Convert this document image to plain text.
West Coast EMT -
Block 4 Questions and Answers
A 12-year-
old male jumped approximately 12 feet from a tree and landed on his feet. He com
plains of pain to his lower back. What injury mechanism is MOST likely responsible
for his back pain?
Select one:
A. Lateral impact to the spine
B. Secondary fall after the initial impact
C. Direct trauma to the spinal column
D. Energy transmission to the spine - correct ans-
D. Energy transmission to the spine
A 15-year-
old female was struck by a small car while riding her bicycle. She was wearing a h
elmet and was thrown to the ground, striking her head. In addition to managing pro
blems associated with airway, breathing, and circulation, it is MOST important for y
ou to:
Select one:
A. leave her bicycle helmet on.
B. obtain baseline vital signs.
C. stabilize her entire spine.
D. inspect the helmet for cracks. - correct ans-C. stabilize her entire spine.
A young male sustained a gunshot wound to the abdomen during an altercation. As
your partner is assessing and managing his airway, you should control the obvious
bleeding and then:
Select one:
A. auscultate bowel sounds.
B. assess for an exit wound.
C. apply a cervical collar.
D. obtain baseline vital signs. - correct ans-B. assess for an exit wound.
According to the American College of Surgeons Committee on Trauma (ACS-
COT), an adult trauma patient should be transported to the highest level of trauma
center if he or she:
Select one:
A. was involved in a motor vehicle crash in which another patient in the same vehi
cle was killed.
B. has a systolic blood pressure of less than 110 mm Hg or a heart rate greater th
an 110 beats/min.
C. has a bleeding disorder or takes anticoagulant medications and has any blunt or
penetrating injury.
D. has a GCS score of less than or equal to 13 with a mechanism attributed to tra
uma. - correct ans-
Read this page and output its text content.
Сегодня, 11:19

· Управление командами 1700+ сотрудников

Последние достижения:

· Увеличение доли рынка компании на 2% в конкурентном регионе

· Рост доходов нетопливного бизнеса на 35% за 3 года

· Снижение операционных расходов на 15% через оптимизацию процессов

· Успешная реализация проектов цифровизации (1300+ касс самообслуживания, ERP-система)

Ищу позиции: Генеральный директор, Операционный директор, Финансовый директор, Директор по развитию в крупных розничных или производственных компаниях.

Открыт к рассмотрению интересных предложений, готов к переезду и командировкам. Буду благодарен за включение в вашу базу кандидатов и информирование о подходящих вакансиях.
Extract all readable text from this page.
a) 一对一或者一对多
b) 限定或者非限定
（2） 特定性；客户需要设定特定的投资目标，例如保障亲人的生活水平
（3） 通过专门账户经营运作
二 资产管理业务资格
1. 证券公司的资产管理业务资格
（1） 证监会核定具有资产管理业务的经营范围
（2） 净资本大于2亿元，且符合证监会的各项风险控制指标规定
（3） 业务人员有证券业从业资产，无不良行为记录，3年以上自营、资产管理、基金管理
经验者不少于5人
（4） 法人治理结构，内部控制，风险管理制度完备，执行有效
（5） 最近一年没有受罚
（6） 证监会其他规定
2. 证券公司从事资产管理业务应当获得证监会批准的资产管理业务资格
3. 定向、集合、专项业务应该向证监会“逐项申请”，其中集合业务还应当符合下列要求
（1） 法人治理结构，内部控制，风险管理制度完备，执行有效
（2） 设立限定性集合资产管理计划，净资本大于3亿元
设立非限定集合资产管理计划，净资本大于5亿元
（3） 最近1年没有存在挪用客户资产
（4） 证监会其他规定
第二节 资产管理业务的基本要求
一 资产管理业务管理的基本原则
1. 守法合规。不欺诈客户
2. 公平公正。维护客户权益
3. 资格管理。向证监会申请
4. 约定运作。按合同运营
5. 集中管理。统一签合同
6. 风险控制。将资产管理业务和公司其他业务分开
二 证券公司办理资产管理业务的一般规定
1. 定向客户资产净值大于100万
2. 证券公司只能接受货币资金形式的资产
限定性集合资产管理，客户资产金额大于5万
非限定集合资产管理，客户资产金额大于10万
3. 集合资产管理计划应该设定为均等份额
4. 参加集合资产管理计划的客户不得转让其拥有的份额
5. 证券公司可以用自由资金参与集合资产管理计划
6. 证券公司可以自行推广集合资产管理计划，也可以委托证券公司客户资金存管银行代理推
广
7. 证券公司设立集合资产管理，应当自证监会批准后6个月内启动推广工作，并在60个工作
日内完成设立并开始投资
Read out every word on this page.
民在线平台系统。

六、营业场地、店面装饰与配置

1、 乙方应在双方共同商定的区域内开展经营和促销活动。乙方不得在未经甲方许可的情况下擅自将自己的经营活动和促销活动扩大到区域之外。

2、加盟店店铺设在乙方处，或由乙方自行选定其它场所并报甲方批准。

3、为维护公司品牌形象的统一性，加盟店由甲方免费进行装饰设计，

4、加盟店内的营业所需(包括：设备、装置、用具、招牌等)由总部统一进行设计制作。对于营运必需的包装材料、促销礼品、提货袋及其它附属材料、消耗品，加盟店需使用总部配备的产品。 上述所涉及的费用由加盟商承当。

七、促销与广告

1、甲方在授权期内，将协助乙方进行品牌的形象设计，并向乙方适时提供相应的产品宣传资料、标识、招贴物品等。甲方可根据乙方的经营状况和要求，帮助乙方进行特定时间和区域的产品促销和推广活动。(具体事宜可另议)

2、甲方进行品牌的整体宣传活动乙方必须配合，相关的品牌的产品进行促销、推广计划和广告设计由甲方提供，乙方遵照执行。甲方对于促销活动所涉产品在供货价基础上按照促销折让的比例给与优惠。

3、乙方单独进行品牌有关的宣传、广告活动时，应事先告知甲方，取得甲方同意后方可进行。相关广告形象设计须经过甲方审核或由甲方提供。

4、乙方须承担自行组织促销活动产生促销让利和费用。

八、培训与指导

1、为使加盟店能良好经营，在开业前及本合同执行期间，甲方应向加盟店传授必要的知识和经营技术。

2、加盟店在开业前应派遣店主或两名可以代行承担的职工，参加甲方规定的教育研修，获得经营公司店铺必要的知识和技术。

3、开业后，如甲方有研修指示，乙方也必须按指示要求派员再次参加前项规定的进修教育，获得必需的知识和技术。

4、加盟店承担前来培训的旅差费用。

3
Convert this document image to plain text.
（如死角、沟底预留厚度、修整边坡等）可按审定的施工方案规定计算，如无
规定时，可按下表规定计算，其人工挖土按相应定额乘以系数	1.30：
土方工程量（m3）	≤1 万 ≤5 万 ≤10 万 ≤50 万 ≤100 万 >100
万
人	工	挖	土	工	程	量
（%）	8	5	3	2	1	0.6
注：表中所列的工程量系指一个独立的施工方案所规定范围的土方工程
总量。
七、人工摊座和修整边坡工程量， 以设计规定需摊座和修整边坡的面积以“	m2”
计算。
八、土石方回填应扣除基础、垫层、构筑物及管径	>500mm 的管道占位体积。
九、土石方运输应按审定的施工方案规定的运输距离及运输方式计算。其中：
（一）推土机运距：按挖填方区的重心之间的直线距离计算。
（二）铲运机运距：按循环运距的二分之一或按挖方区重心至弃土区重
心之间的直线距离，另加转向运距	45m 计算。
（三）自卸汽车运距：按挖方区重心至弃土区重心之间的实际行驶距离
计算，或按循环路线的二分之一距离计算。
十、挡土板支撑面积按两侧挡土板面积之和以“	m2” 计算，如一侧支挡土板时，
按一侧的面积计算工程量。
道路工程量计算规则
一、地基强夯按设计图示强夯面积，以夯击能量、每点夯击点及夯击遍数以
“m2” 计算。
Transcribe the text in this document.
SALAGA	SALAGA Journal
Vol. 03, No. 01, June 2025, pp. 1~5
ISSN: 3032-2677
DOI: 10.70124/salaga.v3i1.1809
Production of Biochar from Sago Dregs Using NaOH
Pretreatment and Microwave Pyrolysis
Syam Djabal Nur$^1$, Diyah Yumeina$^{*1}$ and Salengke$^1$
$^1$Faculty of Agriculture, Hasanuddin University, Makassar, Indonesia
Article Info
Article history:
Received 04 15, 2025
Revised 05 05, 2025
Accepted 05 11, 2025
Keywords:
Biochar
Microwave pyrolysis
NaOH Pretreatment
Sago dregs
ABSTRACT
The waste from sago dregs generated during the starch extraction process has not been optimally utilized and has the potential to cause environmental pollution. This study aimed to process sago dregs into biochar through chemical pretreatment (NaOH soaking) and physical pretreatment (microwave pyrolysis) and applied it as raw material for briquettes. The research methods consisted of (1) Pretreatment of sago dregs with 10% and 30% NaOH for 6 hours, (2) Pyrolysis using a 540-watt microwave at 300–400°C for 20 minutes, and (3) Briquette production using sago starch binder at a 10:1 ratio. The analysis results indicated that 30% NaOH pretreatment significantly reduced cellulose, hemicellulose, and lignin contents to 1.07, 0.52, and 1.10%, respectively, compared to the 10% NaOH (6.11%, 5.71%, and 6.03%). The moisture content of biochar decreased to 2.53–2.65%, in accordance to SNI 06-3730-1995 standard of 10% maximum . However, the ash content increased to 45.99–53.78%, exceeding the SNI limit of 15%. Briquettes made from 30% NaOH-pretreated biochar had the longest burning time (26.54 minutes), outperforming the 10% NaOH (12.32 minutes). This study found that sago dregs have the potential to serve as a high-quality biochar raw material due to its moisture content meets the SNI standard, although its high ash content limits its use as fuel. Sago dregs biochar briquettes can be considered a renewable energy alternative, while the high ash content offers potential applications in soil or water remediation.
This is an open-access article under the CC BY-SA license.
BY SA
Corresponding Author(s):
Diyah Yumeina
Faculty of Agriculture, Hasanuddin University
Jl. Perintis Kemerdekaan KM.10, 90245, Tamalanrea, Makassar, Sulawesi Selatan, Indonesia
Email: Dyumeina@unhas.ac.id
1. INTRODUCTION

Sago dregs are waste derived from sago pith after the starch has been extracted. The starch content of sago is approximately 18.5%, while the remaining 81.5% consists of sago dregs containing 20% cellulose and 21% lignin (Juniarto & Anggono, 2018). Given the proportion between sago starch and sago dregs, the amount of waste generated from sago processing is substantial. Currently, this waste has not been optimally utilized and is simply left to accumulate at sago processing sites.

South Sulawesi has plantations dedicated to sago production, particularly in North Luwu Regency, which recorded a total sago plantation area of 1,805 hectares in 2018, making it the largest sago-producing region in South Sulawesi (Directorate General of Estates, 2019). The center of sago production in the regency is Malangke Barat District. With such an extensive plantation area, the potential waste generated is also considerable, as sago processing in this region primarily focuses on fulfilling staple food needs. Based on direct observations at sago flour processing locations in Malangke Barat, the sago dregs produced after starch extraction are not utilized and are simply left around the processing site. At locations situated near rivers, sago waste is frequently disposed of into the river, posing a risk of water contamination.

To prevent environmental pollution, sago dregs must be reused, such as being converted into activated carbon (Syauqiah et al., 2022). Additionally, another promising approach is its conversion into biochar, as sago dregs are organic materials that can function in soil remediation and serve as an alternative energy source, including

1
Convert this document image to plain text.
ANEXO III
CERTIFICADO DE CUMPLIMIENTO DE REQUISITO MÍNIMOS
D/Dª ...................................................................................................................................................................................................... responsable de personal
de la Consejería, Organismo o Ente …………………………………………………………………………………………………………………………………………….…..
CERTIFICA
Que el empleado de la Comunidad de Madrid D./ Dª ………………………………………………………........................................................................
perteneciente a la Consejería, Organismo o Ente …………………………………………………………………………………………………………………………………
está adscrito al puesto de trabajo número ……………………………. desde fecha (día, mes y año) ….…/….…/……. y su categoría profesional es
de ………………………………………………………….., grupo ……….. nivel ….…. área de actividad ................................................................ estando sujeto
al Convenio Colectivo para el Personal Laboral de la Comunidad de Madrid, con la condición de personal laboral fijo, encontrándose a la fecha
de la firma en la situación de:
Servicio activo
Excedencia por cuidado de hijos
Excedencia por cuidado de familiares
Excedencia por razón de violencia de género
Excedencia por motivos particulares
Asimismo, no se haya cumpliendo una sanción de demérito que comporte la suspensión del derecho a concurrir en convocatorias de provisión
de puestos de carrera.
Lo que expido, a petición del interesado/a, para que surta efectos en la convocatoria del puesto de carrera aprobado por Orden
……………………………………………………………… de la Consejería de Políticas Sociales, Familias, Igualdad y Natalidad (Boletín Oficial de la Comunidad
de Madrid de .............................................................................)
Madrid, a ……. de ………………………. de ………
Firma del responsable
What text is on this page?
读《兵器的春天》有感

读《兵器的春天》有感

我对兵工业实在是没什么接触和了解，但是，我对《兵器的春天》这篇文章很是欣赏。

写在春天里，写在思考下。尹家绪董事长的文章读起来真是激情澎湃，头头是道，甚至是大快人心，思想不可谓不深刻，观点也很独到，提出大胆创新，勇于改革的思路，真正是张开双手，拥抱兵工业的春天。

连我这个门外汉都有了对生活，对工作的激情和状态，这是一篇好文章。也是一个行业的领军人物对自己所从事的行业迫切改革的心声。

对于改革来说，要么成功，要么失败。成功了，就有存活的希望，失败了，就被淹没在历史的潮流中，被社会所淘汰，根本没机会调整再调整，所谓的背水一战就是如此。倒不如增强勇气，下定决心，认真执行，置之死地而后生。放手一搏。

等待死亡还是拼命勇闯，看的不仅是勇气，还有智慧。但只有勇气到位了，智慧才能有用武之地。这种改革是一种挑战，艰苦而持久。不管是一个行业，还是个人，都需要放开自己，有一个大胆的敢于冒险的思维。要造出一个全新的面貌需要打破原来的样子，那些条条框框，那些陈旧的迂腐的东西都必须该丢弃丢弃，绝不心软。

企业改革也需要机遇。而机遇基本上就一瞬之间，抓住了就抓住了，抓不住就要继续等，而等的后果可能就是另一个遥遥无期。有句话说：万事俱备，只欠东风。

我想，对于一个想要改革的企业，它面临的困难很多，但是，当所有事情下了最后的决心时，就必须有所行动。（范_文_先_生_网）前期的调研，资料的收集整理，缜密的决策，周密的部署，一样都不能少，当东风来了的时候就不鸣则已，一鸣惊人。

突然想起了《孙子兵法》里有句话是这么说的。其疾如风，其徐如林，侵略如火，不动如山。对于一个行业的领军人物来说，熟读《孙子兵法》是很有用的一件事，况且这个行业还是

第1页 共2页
┄┄┄┄┄┄┄┄┄┄┄┄┄┄┄┄┄┄┄┄
*What is expected*: Count how many lines of the listing above include "another" and report that number alone.

*Reply to the task*: 2